> _Problem to work on_:
Locate the lines where "tous" occurs and copy them as they stand.

> _Given records_:
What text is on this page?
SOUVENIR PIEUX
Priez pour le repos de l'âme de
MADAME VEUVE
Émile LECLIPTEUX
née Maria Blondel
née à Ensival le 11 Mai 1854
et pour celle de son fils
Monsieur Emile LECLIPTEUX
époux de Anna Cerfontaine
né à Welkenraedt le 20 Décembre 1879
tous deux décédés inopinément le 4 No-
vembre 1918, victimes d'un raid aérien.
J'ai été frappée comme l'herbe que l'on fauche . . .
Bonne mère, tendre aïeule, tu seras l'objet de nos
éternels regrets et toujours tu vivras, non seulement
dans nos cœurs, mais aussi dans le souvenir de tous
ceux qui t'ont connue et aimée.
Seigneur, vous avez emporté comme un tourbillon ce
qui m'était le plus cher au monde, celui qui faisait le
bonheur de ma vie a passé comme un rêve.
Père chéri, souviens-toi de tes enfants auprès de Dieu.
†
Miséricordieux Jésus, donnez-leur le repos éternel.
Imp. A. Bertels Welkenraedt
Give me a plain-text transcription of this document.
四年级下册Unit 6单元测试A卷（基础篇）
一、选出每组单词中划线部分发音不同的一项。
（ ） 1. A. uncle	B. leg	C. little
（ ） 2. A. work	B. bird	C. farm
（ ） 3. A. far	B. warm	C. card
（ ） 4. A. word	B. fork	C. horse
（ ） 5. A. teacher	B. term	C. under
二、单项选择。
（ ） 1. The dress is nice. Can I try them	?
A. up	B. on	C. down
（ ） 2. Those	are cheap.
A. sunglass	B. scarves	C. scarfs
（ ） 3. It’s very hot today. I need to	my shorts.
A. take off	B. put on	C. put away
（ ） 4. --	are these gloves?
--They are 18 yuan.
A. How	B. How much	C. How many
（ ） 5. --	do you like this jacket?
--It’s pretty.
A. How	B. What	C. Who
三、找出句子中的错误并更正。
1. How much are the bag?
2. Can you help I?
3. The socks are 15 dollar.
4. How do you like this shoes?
---
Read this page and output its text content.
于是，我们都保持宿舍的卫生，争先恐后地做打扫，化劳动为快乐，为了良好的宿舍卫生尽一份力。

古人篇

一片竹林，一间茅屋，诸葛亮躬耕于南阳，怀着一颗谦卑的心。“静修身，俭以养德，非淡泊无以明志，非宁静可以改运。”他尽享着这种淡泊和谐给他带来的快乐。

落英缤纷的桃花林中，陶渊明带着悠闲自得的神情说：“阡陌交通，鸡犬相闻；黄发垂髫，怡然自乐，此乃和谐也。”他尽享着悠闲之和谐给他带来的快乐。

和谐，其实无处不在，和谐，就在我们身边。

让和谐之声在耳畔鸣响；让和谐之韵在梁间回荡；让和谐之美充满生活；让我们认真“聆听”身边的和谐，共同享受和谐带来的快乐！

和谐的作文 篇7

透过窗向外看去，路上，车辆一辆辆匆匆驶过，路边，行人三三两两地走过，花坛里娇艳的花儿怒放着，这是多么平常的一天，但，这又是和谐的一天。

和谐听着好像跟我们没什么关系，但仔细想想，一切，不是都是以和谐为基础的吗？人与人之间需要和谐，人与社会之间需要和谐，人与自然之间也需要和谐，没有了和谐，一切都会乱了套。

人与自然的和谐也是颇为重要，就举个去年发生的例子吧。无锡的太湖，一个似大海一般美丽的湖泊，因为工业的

> _Solution to this task_:
tous deux décédés inopinément le 4 No-
dans nos cœurs, mais aussi dans le souvenir de tous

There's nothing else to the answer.